**Task directions**
In the material below, the lines containing the word "피해자의" are required; copy each of them.

** start of Dataset excerpts **

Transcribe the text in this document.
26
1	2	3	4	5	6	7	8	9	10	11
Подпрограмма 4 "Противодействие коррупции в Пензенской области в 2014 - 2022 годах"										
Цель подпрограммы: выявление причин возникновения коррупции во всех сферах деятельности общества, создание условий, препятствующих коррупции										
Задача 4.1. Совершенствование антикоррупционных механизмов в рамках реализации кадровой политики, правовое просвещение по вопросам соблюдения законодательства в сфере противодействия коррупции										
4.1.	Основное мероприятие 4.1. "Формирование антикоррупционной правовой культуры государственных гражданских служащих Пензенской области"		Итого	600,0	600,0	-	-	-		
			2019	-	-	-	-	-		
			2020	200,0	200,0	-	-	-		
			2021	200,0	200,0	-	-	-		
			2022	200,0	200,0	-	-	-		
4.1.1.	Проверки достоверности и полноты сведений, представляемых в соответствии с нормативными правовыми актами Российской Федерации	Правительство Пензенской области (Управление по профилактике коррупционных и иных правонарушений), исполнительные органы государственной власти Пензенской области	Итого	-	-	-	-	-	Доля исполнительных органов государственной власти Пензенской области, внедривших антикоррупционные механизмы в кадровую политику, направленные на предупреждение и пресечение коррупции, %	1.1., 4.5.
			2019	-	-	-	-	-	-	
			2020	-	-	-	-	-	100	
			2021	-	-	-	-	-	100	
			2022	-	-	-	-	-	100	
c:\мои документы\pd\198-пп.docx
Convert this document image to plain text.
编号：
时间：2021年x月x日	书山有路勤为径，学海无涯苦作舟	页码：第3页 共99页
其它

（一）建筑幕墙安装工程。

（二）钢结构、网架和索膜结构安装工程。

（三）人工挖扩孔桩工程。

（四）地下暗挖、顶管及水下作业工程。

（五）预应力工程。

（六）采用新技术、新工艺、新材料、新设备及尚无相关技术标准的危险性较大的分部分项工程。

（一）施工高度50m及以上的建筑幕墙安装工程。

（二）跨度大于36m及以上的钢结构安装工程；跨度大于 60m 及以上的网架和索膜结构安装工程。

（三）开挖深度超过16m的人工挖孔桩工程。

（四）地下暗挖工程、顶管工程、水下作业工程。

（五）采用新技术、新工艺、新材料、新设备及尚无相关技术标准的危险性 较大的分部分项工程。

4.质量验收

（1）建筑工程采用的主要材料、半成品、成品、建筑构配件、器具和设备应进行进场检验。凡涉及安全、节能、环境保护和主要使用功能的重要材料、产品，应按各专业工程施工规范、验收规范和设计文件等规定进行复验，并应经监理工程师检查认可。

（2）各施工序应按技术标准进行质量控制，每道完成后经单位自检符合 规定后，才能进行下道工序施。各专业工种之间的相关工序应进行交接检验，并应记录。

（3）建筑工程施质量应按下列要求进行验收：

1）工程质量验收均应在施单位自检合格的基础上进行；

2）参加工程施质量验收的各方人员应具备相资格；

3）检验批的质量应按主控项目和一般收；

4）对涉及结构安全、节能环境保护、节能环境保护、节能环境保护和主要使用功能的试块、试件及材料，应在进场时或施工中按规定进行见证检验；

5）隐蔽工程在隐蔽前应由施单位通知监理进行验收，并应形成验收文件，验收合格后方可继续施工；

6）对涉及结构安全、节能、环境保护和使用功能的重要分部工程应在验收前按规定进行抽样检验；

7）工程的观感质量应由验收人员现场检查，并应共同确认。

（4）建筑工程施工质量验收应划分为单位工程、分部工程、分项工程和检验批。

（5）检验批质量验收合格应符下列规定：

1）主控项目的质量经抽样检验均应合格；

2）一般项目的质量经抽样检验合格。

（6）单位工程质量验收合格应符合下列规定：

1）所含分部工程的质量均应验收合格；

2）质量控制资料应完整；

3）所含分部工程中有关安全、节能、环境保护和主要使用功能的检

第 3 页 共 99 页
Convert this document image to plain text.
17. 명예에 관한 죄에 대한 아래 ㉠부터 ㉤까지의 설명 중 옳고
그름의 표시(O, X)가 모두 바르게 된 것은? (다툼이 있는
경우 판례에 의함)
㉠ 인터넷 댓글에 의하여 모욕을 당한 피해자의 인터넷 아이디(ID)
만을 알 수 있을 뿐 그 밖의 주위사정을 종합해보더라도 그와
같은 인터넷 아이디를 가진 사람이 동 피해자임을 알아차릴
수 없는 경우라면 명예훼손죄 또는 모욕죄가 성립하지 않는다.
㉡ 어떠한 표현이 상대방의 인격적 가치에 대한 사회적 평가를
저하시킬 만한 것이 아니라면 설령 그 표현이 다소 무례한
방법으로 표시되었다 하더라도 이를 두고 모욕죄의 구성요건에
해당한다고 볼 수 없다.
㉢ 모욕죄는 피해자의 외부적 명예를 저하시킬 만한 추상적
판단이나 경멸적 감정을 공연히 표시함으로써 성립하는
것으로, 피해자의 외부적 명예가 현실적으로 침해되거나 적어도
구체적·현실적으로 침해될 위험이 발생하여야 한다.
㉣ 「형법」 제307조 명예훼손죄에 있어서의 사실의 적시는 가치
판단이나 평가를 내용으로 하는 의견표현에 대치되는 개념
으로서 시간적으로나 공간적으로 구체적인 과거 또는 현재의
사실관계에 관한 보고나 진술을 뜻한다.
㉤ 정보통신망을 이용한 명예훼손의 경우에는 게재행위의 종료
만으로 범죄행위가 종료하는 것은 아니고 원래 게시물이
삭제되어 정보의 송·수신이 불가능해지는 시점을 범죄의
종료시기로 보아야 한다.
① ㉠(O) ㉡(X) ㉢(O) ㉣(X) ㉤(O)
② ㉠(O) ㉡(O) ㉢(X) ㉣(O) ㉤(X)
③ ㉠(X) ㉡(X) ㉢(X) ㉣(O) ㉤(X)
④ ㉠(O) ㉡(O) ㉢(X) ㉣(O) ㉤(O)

** end of Dataset excerpts **

**Final answer**
㉠ 인터넷 댓글에 의하여 모욕을 당한 피해자의 인터넷 아이디(ID)
㉢ 모욕죄는 피해자의 외부적 명예를 저하시킬 만한 추상적
것으로, 피해자의 외부적 명예가 현실적으로 침해되거나 적어도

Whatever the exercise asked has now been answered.